Dati forniti:
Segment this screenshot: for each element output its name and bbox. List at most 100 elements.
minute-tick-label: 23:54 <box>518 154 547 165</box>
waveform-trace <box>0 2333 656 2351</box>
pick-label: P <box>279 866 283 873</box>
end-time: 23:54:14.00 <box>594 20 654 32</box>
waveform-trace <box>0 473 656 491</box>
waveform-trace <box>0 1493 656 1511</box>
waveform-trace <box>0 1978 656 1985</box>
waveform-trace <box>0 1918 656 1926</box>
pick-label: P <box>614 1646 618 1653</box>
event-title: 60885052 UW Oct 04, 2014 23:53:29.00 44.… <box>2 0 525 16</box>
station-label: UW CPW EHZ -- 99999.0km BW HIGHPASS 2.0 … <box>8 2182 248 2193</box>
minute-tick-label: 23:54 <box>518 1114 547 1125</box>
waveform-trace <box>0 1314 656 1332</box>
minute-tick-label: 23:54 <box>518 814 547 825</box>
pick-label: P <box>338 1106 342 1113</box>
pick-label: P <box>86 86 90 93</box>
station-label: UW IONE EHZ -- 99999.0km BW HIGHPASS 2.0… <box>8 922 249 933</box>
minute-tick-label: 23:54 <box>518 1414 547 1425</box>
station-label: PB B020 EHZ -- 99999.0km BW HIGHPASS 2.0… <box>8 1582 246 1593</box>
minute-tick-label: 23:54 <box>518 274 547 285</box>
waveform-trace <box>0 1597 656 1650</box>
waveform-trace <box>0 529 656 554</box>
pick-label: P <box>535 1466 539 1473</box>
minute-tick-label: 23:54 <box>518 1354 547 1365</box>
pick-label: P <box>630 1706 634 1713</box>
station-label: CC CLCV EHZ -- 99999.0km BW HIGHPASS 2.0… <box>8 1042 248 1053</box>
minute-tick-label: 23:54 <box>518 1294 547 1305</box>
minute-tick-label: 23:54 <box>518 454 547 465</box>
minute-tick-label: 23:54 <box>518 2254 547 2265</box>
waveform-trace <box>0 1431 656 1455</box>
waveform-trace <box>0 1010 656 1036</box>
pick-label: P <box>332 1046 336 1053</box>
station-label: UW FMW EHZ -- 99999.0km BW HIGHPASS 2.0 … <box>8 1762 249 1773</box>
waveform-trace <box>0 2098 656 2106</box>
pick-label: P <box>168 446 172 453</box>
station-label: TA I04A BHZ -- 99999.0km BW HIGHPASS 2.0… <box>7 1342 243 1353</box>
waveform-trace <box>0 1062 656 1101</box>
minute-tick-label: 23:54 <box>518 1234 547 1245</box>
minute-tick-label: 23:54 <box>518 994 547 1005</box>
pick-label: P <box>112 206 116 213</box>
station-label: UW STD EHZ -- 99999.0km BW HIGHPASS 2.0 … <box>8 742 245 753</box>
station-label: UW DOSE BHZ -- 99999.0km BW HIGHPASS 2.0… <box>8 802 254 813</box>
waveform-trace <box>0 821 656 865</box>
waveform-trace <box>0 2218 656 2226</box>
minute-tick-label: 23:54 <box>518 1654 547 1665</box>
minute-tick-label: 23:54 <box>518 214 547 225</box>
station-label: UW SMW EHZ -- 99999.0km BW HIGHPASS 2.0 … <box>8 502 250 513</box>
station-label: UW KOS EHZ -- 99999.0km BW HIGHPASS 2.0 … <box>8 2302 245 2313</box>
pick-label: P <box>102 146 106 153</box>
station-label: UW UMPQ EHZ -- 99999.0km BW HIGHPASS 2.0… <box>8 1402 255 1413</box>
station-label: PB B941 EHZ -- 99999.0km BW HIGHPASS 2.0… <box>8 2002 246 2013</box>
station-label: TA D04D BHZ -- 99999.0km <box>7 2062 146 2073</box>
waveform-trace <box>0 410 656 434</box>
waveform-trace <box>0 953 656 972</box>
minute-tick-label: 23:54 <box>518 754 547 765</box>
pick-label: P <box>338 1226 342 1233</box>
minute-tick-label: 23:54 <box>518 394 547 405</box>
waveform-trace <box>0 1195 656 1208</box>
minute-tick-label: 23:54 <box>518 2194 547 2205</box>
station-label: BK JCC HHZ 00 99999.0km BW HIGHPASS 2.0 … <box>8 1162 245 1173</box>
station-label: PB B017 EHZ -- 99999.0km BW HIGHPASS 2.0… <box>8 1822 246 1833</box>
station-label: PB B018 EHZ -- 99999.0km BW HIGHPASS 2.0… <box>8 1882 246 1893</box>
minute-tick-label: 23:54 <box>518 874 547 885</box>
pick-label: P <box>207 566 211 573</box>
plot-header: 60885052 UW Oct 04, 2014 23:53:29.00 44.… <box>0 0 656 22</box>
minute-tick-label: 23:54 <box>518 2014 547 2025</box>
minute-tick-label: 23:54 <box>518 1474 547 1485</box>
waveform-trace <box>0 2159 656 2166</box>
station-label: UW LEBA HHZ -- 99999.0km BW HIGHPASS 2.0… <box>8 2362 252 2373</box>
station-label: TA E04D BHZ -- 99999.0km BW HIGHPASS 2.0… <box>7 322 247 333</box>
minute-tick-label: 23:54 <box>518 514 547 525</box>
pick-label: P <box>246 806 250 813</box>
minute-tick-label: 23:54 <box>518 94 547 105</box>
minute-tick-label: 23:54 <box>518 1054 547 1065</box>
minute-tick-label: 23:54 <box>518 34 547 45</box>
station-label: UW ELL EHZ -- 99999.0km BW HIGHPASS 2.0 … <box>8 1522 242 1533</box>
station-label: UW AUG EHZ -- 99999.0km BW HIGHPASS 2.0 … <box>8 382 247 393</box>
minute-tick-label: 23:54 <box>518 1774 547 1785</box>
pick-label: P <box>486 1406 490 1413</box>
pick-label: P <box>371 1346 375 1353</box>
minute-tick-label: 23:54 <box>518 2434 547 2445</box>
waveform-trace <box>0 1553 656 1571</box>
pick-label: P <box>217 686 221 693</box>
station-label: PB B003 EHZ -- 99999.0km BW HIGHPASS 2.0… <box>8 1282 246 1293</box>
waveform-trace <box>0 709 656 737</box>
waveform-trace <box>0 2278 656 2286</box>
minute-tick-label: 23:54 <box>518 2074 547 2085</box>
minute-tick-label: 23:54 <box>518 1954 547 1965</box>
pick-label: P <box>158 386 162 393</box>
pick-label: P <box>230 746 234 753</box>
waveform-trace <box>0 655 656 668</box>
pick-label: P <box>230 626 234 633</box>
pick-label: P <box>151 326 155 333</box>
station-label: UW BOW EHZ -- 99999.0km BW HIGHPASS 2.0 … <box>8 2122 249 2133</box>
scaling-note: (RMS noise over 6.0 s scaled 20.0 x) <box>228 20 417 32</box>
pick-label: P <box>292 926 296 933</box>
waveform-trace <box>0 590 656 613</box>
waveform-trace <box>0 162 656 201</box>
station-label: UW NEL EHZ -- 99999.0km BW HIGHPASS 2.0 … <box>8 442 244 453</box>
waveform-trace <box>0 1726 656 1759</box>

Esercizio proposto: Ricopia senza alcuna modifica le righe riportate sopra, includendo ogni voce dalla prima all'ultima.

Esercizio svolto:
Segment this screenshot: for each element output its name and bbox. List at most 100 elements.
minute-tick-label: 23:54 <box>518 154 547 165</box>
waveform-trace <box>0 2333 656 2351</box>
pick-label: P <box>279 866 283 873</box>
end-time: 23:54:14.00 <box>594 20 654 32</box>
waveform-trace <box>0 473 656 491</box>
waveform-trace <box>0 1493 656 1511</box>
waveform-trace <box>0 1978 656 1985</box>
waveform-trace <box>0 1918 656 1926</box>
pick-label: P <box>614 1646 618 1653</box>
event-title: 60885052 UW Oct 04, 2014 23:53:29.00 44.… <box>2 0 525 16</box>
station-label: UW CPW EHZ -- 99999.0km BW HIGHPASS 2.0 … <box>8 2182 248 2193</box>
minute-tick-label: 23:54 <box>518 1114 547 1125</box>
waveform-trace <box>0 1314 656 1332</box>
minute-tick-label: 23:54 <box>518 814 547 825</box>
pick-label: P <box>338 1106 342 1113</box>
pick-label: P <box>86 86 90 93</box>
station-label: UW IONE EHZ -- 99999.0km BW HIGHPASS 2.0… <box>8 922 249 933</box>
minute-tick-label: 23:54 <box>518 1414 547 1425</box>
station-label: PB B020 EHZ -- 99999.0km BW HIGHPASS 2.0… <box>8 1582 246 1593</box>
minute-tick-label: 23:54 <box>518 274 547 285</box>
waveform-trace <box>0 1597 656 1650</box>
waveform-trace <box>0 529 656 554</box>
pick-label: P <box>535 1466 539 1473</box>
minute-tick-label: 23:54 <box>518 1354 547 1365</box>
pick-label: P <box>630 1706 634 1713</box>
station-label: CC CLCV EHZ -- 99999.0km BW HIGHPASS 2.0… <box>8 1042 248 1053</box>
minute-tick-label: 23:54 <box>518 1294 547 1305</box>
minute-tick-label: 23:54 <box>518 454 547 465</box>
minute-tick-label: 23:54 <box>518 2254 547 2265</box>
waveform-trace <box>0 1431 656 1455</box>
waveform-trace <box>0 1010 656 1036</box>
pick-label: P <box>332 1046 336 1053</box>
station-label: UW FMW EHZ -- 99999.0km BW HIGHPASS 2.0 … <box>8 1762 249 1773</box>
waveform-trace <box>0 2098 656 2106</box>
pick-label: P <box>168 446 172 453</box>
station-label: TA I04A BHZ -- 99999.0km BW HIGHPASS 2.0… <box>7 1342 243 1353</box>
waveform-trace <box>0 1062 656 1101</box>
minute-tick-label: 23:54 <box>518 1234 547 1245</box>
minute-tick-label: 23:54 <box>518 994 547 1005</box>
pick-label: P <box>112 206 116 213</box>
station-label: UW STD EHZ -- 99999.0km BW HIGHPASS 2.0 … <box>8 742 245 753</box>
station-label: UW DOSE BHZ -- 99999.0km BW HIGHPASS 2.0… <box>8 802 254 813</box>
waveform-trace <box>0 821 656 865</box>
waveform-trace <box>0 2218 656 2226</box>
minute-tick-label: 23:54 <box>518 1654 547 1665</box>
minute-tick-label: 23:54 <box>518 214 547 225</box>
station-label: UW SMW EHZ -- 99999.0km BW HIGHPASS 2.0 … <box>8 502 250 513</box>
station-label: UW KOS EHZ -- 99999.0km BW HIGHPASS 2.0 … <box>8 2302 245 2313</box>
pick-label: P <box>102 146 106 153</box>
station-label: UW UMPQ EHZ -- 99999.0km BW HIGHPASS 2.0… <box>8 1402 255 1413</box>
station-label: PB B941 EHZ -- 99999.0km BW HIGHPASS 2.0… <box>8 2002 246 2013</box>
station-label: TA D04D BHZ -- 99999.0km <box>7 2062 146 2073</box>
waveform-trace <box>0 410 656 434</box>
waveform-trace <box>0 953 656 972</box>
minute-tick-label: 23:54 <box>518 754 547 765</box>
pick-label: P <box>338 1226 342 1233</box>
minute-tick-label: 23:54 <box>518 394 547 405</box>
waveform-trace <box>0 1195 656 1208</box>
minute-tick-label: 23:54 <box>518 2194 547 2205</box>
station-label: BK JCC HHZ 00 99999.0km BW HIGHPASS 2.0 … <box>8 1162 245 1173</box>
station-label: PB B017 EHZ -- 99999.0km BW HIGHPASS 2.0… <box>8 1822 246 1833</box>
station-label: PB B018 EHZ -- 99999.0km BW HIGHPASS 2.0… <box>8 1882 246 1893</box>
minute-tick-label: 23:54 <box>518 874 547 885</box>
pick-label: P <box>207 566 211 573</box>
plot-header: 60885052 UW Oct 04, 2014 23:53:29.00 44.… <box>0 0 656 22</box>
minute-tick-label: 23:54 <box>518 2014 547 2025</box>
minute-tick-label: 23:54 <box>518 1474 547 1485</box>
waveform-trace <box>0 2159 656 2166</box>
station-label: UW LEBA HHZ -- 99999.0km BW HIGHPASS 2.0… <box>8 2362 252 2373</box>
station-label: TA E04D BHZ -- 99999.0km BW HIGHPASS 2.0… <box>7 322 247 333</box>
minute-tick-label: 23:54 <box>518 514 547 525</box>
pick-label: P <box>246 806 250 813</box>
minute-tick-label: 23:54 <box>518 94 547 105</box>
minute-tick-label: 23:54 <box>518 1054 547 1065</box>
minute-tick-label: 23:54 <box>518 34 547 45</box>
station-label: UW ELL EHZ -- 99999.0km BW HIGHPASS 2.0 … <box>8 1522 242 1533</box>
station-label: UW AUG EHZ -- 99999.0km BW HIGHPASS 2.0 … <box>8 382 247 393</box>
minute-tick-label: 23:54 <box>518 1774 547 1785</box>
pick-label: P <box>486 1406 490 1413</box>
pick-label: P <box>371 1346 375 1353</box>
minute-tick-label: 23:54 <box>518 2434 547 2445</box>
waveform-trace <box>0 1553 656 1571</box>
pick-label: P <box>217 686 221 693</box>
station-label: PB B003 EHZ -- 99999.0km BW HIGHPASS 2.0… <box>8 1282 246 1293</box>
waveform-trace <box>0 709 656 737</box>
waveform-trace <box>0 2278 656 2286</box>
minute-tick-label: 23:54 <box>518 2074 547 2085</box>
minute-tick-label: 23:54 <box>518 1954 547 1965</box>
pick-label: P <box>158 386 162 393</box>
pick-label: P <box>230 746 234 753</box>
waveform-trace <box>0 655 656 668</box>
pick-label: P <box>230 626 234 633</box>
pick-label: P <box>151 326 155 333</box>
station-label: UW BOW EHZ -- 99999.0km BW HIGHPASS 2.0 … <box>8 2122 249 2133</box>
scaling-note: (RMS noise over 6.0 s scaled 20.0 x) <box>228 20 417 32</box>
pick-label: P <box>292 926 296 933</box>
waveform-trace <box>0 590 656 613</box>
waveform-trace <box>0 162 656 201</box>
station-label: UW NEL EHZ -- 99999.0km BW HIGHPASS 2.0 … <box>8 442 244 453</box>
waveform-trace <box>0 1726 656 1759</box>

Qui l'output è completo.